• Task description: Return, without any changes, the lines starting with the one that contains "390, 495, 405]" and ending with the one that contains "text-uncountable-emphasis: 这里强调两点：不可数名词都默认为单数，所以总是用 is", including both of those lines.

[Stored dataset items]
• • • •
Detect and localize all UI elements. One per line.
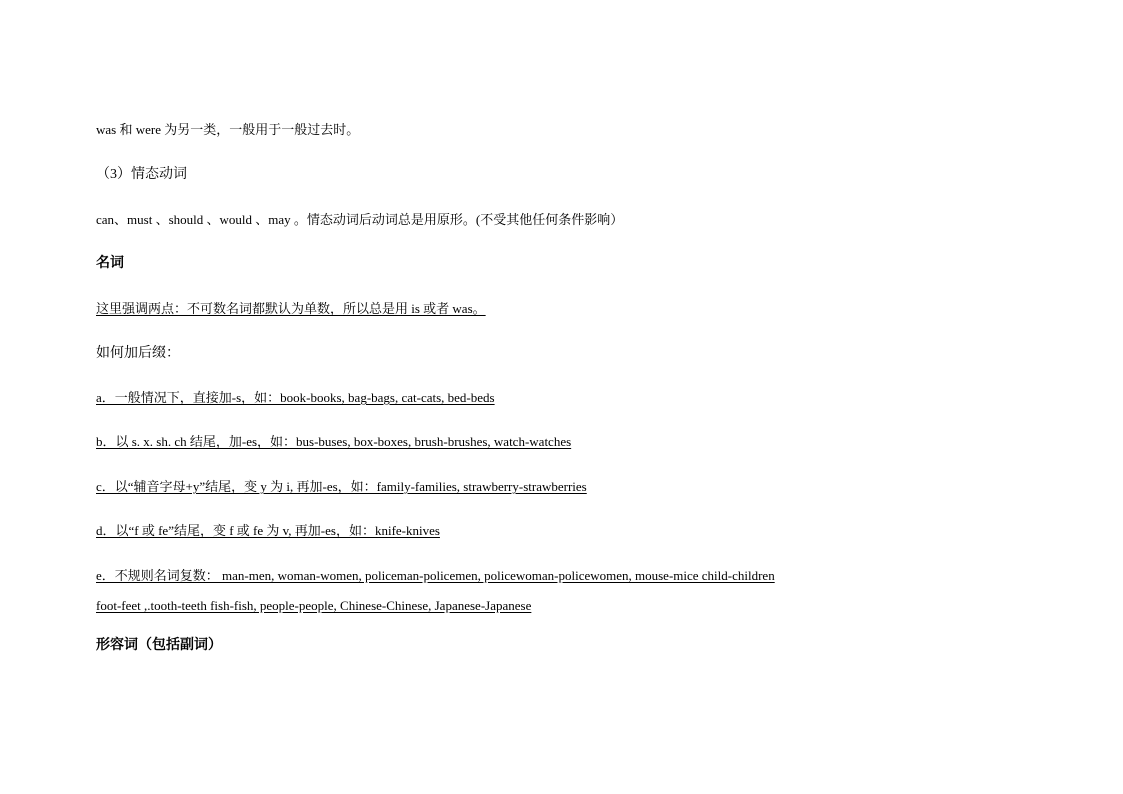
text-rule-a: a．一般情况下，直接加-s，如：book-books, bag-bags, cat-cats, bed-beds	[96, 390, 495, 405]
text-was-were: was 和 were 为另一类，一般用于一般过去时。	[96, 122, 360, 137]
heading-adjective: 形容词（包括副词）	[96, 638, 222, 653]
text-rule-c: c．以“辅音字母+y”结尾，变 y 为 i, 再加-es，如：family-families, strawberry-strawberries	[96, 479, 587, 494]
text-modal-verbs-title: （3）情态动词	[96, 167, 187, 182]
text-uncountable-emphasis: 这里强调两点：不可数名词都默认为单数，所以总是用 is 或者 was。	[96, 301, 486, 316]
text-how-to-add-suffix: 如何加后缀：	[96, 346, 180, 361]
text-rule-e-line2: foot-feet ,.tooth-teeth fish-fish, people-people, Chinese-Chinese, Japanese-Japanese	[96, 598, 532, 613]
text-rule-b: b．以 s. x. sh. ch 结尾，加-es，如：bus-buses, box-boxes, brush-brushes, watch-watches	[96, 434, 572, 449]
heading-noun: 名词	[96, 256, 124, 271]
text-rule-e-line1: e．不规则名词复数： man-men, woman-women, policeman-policemen, policewoman-policewomen, mouse-mice child-children	[96, 568, 775, 583]
text-modal-verbs-list: can、must 、should 、would 、may 。情态动词后动词总是用原形。(不受其他任何条件影响）	[96, 212, 624, 227]
text-rule-d: d．以“f 或 fe”结尾，变 f 或 fe 为 v, 再加-es，如：knife-knives	[96, 523, 440, 538]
• • • •
• Expected output:
text-rule-a: a．一般情况下，直接加-s，如：book-books, bag-bags, cat-cats, bed-beds	[96, 390, 495, 405]
text-was-were: was 和 were 为另一类，一般用于一般过去时。	[96, 122, 360, 137]
heading-adjective: 形容词（包括副词）	[96, 638, 222, 653]
text-rule-c: c．以“辅音字母+y”结尾，变 y 为 i, 再加-es，如：family-families, strawberry-strawberries	[96, 479, 587, 494]
text-modal-verbs-title: （3）情态动词	[96, 167, 187, 182]
text-uncountable-emphasis: 这里强调两点：不可数名词都默认为单数，所以总是用 is 或者 was。	[96, 301, 486, 316]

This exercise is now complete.